(Items from a data source)
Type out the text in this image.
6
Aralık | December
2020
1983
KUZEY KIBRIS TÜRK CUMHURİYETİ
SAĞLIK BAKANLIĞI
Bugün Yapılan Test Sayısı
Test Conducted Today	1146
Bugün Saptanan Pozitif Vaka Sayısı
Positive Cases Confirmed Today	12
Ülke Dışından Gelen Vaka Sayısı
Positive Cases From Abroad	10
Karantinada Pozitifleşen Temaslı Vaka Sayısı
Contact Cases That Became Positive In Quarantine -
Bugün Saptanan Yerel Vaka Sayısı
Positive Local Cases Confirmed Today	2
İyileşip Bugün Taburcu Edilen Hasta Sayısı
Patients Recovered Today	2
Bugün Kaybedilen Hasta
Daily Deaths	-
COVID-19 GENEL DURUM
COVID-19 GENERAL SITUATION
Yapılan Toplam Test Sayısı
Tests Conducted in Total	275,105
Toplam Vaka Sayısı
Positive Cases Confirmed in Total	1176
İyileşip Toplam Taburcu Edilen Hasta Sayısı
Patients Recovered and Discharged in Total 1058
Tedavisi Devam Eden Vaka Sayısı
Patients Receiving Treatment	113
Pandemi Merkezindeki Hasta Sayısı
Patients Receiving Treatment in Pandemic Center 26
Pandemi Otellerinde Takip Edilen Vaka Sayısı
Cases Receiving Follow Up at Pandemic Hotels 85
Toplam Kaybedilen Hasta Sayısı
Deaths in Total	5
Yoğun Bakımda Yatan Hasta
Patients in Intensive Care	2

WORK REQUEST
Every entry above must be copied exactly.

RESULT FOR THIS TASK
Type out the text in this image.
6
Aralık | December
2020
1983
KUZEY KIBRIS TÜRK CUMHURİYETİ
SAĞLIK BAKANLIĞI
Bugün Yapılan Test Sayısı
Test Conducted Today	1146
Bugün Saptanan Pozitif Vaka Sayısı
Positive Cases Confirmed Today	12
Ülke Dışından Gelen Vaka Sayısı
Positive Cases From Abroad	10
Karantinada Pozitifleşen Temaslı Vaka Sayısı
Contact Cases That Became Positive In Quarantine -
Bugün Saptanan Yerel Vaka Sayısı
Positive Local Cases Confirmed Today	2
İyileşip Bugün Taburcu Edilen Hasta Sayısı
Patients Recovered Today	2
Bugün Kaybedilen Hasta
Daily Deaths	-
COVID-19 GENEL DURUM
COVID-19 GENERAL SITUATION
Yapılan Toplam Test Sayısı
Tests Conducted in Total	275,105
Toplam Vaka Sayısı
Positive Cases Confirmed in Total	1176
İyileşip Toplam Taburcu Edilen Hasta Sayısı
Patients Recovered and Discharged in Total 1058
Tedavisi Devam Eden Vaka Sayısı
Patients Receiving Treatment	113
Pandemi Merkezindeki Hasta Sayısı
Patients Receiving Treatment in Pandemic Center 26
Pandemi Otellerinde Takip Edilen Vaka Sayısı
Cases Receiving Follow Up at Pandemic Hotels 85
Toplam Kaybedilen Hasta Sayısı
Deaths in Total	5
Yoğun Bakımda Yatan Hasta
Patients in Intensive Care	2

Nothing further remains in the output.